▶ **Instruction**: Repeat the records below exactly.

▶ **Data records**:
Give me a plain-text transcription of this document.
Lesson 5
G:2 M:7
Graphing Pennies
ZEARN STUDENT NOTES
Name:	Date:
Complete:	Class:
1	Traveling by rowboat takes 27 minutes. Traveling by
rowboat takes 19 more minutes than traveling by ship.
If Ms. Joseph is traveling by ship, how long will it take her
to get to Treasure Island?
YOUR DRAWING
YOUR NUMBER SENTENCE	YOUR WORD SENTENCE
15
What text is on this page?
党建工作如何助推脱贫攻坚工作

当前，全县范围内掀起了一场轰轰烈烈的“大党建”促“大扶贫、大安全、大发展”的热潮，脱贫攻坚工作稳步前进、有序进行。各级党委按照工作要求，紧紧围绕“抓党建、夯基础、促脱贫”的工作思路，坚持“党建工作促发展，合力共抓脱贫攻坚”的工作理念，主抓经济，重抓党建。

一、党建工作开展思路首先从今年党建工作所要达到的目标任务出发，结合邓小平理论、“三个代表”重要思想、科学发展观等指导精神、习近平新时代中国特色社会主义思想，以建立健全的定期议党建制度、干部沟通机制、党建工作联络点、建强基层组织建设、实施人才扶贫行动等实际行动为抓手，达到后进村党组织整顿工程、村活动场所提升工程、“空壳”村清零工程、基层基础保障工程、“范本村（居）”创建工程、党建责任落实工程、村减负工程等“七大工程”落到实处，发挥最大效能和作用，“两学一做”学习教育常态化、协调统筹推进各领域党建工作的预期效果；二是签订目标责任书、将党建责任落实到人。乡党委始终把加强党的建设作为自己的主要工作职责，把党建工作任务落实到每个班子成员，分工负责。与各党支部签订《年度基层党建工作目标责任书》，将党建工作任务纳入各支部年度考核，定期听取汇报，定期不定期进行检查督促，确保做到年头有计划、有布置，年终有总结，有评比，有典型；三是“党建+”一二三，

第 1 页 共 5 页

▶ **Result**:
Give me a plain-text transcription of this document.
Lesson 5
G:2 M:7
Graphing Pennies
ZEARN STUDENT NOTES
Name:	Date:
Complete:	Class:
1	Traveling by rowboat takes 27 minutes. Traveling by
rowboat takes 19 more minutes than traveling by ship.
If Ms. Joseph is traveling by ship, how long will it take her
to get to Treasure Island?
YOUR DRAWING
YOUR NUMBER SENTENCE	YOUR WORD SENTENCE
15
What text is on this page?
党建工作如何助推脱贫攻坚工作

当前，全县范围内掀起了一场轰轰烈烈的“大党建”促“大扶贫、大安全、大发展”的热潮，脱贫攻坚工作稳步前进、有序进行。各级党委按照工作要求，紧紧围绕“抓党建、夯基础、促脱贫”的工作思路，坚持“党建工作促发展，合力共抓脱贫攻坚”的工作理念，主抓经济，重抓党建。

一、党建工作开展思路首先从今年党建工作所要达到的目标任务出发，结合邓小平理论、“三个代表”重要思想、科学发展观等指导精神、习近平新时代中国特色社会主义思想，以建立健全的定期议党建制度、干部沟通机制、党建工作联络点、建强基层组织建设、实施人才扶贫行动等实际行动为抓手，达到后进村党组织整顿工程、村活动场所提升工程、“空壳”村清零工程、基层基础保障工程、“范本村（居）”创建工程、党建责任落实工程、村减负工程等“七大工程”落到实处，发挥最大效能和作用，“两学一做”学习教育常态化、协调统筹推进各领域党建工作的预期效果；二是签订目标责任书、将党建责任落实到人。乡党委始终把加强党的建设作为自己的主要工作职责，把党建工作任务落实到每个班子成员，分工负责。与各党支部签订《年度基层党建工作目标责任书》，将党建工作任务纳入各支部年度考核，定期听取汇报，定期不定期进行检查督促，确保做到年头有计划、有布置，年终有总结，有评比，有典型；三是“党建+”一二三，

第 1 页 共 5 页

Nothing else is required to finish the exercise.